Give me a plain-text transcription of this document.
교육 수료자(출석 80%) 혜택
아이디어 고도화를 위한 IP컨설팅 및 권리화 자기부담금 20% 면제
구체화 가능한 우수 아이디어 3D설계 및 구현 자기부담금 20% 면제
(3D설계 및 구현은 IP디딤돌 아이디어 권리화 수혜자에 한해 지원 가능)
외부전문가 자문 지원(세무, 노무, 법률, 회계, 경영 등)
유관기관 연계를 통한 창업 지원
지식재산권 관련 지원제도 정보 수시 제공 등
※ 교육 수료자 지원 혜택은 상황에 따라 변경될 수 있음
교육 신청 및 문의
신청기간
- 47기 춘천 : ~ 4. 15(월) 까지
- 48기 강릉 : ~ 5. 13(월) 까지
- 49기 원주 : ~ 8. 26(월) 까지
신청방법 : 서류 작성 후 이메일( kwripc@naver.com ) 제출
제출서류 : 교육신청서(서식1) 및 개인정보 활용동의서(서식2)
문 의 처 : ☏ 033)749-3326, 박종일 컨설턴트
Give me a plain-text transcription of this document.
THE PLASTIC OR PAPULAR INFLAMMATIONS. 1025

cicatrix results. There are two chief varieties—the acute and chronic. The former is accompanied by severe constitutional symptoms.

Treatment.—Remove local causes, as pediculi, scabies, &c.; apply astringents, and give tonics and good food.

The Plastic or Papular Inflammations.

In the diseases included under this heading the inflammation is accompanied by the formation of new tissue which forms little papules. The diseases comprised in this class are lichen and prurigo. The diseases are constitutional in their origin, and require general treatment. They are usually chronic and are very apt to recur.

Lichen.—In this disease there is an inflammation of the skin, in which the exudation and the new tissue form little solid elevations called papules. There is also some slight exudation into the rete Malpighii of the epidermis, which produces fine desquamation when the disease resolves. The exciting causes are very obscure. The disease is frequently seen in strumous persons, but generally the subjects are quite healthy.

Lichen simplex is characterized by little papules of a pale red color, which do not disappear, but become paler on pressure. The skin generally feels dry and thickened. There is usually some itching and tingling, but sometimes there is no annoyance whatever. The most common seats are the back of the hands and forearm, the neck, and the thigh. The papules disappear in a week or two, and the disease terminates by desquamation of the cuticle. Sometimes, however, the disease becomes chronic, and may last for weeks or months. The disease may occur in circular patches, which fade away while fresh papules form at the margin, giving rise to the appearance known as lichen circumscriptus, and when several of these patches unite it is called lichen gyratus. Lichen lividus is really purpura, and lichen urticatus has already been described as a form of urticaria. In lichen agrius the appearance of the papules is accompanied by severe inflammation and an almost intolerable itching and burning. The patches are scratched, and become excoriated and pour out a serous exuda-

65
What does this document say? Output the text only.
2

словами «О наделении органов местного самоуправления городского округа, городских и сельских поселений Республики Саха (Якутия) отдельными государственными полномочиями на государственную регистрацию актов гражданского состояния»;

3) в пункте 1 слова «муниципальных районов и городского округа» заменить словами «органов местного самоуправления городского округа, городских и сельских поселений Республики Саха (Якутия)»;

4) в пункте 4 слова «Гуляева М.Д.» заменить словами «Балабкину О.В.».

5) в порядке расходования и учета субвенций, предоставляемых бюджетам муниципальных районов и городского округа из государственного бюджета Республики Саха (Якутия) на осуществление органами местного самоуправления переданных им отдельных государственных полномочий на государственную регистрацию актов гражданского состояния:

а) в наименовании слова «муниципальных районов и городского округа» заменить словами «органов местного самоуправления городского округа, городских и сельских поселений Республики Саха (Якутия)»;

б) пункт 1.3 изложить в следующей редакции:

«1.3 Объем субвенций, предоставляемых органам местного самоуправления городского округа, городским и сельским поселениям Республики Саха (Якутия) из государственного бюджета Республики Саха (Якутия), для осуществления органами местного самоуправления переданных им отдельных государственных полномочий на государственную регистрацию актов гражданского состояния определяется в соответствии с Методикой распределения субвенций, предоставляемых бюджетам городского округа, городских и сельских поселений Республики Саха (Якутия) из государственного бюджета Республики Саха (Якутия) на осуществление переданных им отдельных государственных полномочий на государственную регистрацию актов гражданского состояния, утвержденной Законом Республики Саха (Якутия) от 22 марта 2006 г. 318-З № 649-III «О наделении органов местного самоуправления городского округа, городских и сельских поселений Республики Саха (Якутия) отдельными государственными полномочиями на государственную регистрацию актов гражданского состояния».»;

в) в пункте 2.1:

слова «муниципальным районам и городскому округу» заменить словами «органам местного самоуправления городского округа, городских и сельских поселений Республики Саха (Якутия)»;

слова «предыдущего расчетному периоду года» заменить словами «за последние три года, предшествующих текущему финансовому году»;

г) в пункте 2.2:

------------------------------------------------------------------------

What is being asked:
Look through the entries and work out how many lines have the word "아이디어" in them; reply with that number only.

Result for this task:
3